TASK INSTRUCTIONS: Present the data from the line that contains "page-description: Automatically show" through the line that contains "svg-text:$: $ <box>70 468 76 478</box>" as a Markdown table with the columns Row and Line, numbering each row and omitting any blank lines.

[Page element annotations]
»»

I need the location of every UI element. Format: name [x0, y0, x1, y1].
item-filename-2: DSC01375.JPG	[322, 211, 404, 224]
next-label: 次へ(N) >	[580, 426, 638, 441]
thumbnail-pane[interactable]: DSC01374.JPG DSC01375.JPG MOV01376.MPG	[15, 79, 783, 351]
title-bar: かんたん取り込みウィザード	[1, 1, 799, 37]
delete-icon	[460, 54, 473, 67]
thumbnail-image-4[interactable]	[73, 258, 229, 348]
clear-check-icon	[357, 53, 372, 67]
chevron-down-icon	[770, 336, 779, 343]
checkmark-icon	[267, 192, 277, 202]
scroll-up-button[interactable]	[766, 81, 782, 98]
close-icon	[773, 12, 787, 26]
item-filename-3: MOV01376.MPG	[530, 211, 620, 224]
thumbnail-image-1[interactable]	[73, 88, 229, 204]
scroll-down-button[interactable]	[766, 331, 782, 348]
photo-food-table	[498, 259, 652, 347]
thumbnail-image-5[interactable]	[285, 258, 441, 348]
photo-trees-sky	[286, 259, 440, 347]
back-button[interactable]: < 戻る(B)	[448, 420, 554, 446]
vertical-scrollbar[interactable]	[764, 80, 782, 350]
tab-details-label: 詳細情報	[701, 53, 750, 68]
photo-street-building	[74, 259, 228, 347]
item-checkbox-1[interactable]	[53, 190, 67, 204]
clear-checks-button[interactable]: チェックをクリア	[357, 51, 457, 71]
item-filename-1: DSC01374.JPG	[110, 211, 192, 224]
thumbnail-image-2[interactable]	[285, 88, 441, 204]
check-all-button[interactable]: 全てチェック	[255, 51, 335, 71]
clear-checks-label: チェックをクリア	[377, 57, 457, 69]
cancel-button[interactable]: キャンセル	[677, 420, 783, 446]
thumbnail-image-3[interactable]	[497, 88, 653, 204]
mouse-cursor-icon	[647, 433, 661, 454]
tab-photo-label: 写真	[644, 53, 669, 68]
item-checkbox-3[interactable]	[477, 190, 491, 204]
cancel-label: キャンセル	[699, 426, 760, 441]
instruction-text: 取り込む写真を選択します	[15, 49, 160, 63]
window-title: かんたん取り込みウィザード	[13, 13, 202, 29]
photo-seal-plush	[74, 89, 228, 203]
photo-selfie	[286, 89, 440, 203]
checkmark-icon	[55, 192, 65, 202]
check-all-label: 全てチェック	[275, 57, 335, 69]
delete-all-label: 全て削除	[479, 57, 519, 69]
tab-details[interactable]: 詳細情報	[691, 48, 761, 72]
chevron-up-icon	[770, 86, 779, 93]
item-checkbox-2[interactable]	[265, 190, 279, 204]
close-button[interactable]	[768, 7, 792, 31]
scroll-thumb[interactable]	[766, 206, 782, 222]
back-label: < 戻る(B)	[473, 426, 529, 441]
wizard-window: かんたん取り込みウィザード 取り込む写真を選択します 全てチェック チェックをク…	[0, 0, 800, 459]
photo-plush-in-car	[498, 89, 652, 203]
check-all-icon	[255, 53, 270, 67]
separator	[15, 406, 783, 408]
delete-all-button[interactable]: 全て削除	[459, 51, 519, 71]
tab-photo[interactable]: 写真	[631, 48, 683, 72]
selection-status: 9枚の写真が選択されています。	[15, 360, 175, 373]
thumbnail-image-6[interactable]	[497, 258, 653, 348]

««
»»

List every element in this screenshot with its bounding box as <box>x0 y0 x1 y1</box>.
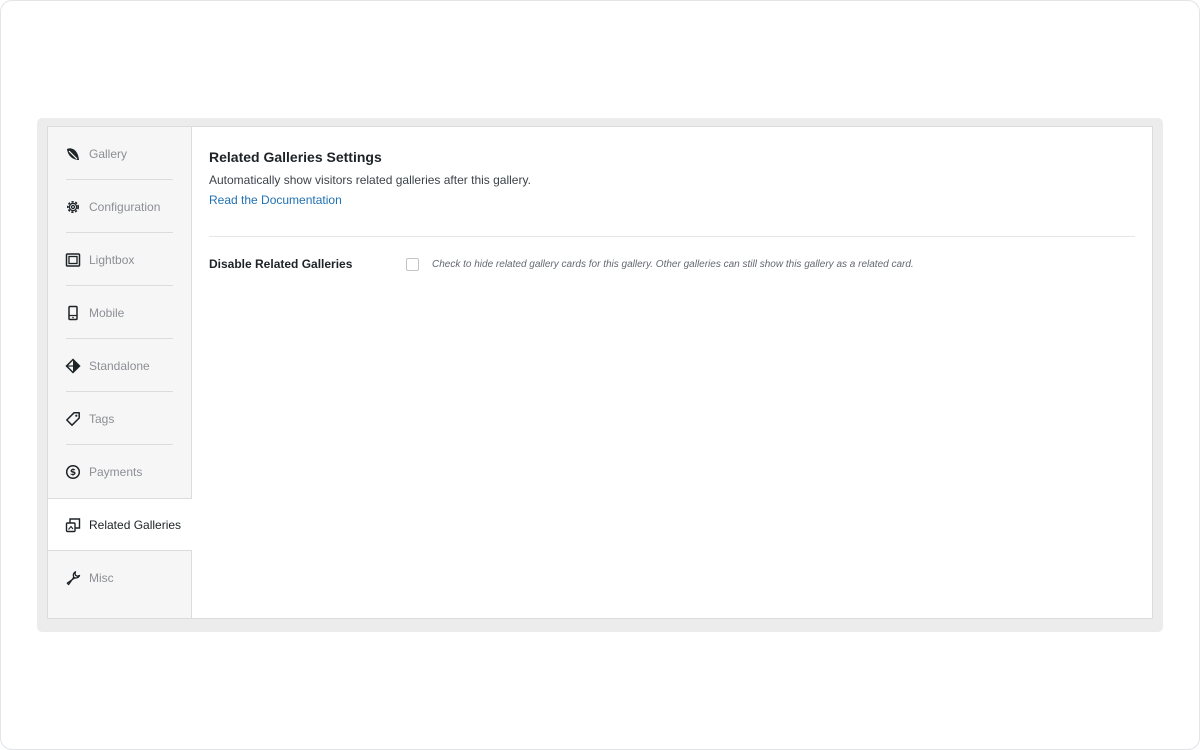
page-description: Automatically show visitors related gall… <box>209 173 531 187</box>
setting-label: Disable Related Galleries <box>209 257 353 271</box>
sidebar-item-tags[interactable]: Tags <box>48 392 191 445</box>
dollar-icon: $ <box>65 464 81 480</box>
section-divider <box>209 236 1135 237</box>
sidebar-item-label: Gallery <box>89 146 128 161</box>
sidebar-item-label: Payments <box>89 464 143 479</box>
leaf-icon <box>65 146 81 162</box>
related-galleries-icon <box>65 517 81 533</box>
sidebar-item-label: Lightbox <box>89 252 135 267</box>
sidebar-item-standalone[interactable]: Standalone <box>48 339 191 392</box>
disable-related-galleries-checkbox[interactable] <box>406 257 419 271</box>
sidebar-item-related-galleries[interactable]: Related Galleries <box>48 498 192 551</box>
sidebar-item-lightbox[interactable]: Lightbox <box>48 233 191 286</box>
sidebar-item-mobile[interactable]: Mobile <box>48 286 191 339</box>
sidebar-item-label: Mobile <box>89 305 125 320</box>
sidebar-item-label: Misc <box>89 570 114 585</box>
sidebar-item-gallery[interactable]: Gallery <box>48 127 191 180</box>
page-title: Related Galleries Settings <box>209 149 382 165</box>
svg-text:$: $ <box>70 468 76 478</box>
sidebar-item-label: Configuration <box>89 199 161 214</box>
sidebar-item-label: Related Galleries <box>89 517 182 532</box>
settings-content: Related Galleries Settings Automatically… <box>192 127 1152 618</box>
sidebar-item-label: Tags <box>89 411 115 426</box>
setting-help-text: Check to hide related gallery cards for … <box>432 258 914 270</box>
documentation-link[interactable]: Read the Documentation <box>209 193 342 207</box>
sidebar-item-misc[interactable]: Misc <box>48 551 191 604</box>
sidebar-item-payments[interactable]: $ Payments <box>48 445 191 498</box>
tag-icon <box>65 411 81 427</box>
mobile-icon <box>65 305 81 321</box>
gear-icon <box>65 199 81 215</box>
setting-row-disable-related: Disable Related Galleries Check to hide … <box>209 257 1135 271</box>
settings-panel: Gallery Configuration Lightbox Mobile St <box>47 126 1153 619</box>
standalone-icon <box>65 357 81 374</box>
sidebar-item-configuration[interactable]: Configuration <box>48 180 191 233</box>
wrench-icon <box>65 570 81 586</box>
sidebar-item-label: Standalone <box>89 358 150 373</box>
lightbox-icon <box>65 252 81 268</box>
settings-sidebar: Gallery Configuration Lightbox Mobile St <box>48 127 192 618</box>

««

REPLY TO THE TASK:
| Row | Line |
|---|---|
| 1 | page-description: Automatically show visitors related gall… <box>209 173 531 187</box> |
| 2 | setting-label: Disable Related Galleries <box>209 257 353 271</box> |
| 3 | sidebar-item-tags[interactable]: Tags <box>48 392 191 445</box> |
| 4 | dollar-icon: $ <box>65 464 81 480</box> |
| 5 | section-divider <box>209 236 1135 237</box> |
| 6 | sidebar-item-label: Gallery <box>89 146 128 161</box> |
| 7 | sidebar-item-label: Payments <box>89 464 143 479</box> |
| 8 | leaf-icon <box>65 146 81 162</box> |
| 9 | related-galleries-icon <box>65 517 81 533</box> |
| 10 | sidebar-item-label: Lightbox <box>89 252 135 267</box> |
| 11 | sidebar-item-standalone[interactable]: Standalone <box>48 339 191 392</box> |
| 12 | disable-related-galleries-checkbox[interactable] <box>406 257 419 271</box> |
| 13 | sidebar-item-related-galleries[interactable]: Related Galleries <box>48 498 192 551</box> |
| 14 | sidebar-item-lightbox[interactable]: Lightbox <box>48 233 191 286</box> |
| 15 | sidebar-item-mobile[interactable]: Mobile <box>48 286 191 339</box> |
| 16 | sidebar-item-label: Mobile <box>89 305 125 320</box> |
| 17 | sidebar-item-label: Misc <box>89 570 114 585</box> |
| 18 | sidebar-item-gallery[interactable]: Gallery <box>48 127 191 180</box> |
| 19 | page-title: Related Galleries Settings <box>209 149 382 165</box> |
| 20 | svg-text:$: $ <box>70 468 76 478</box> |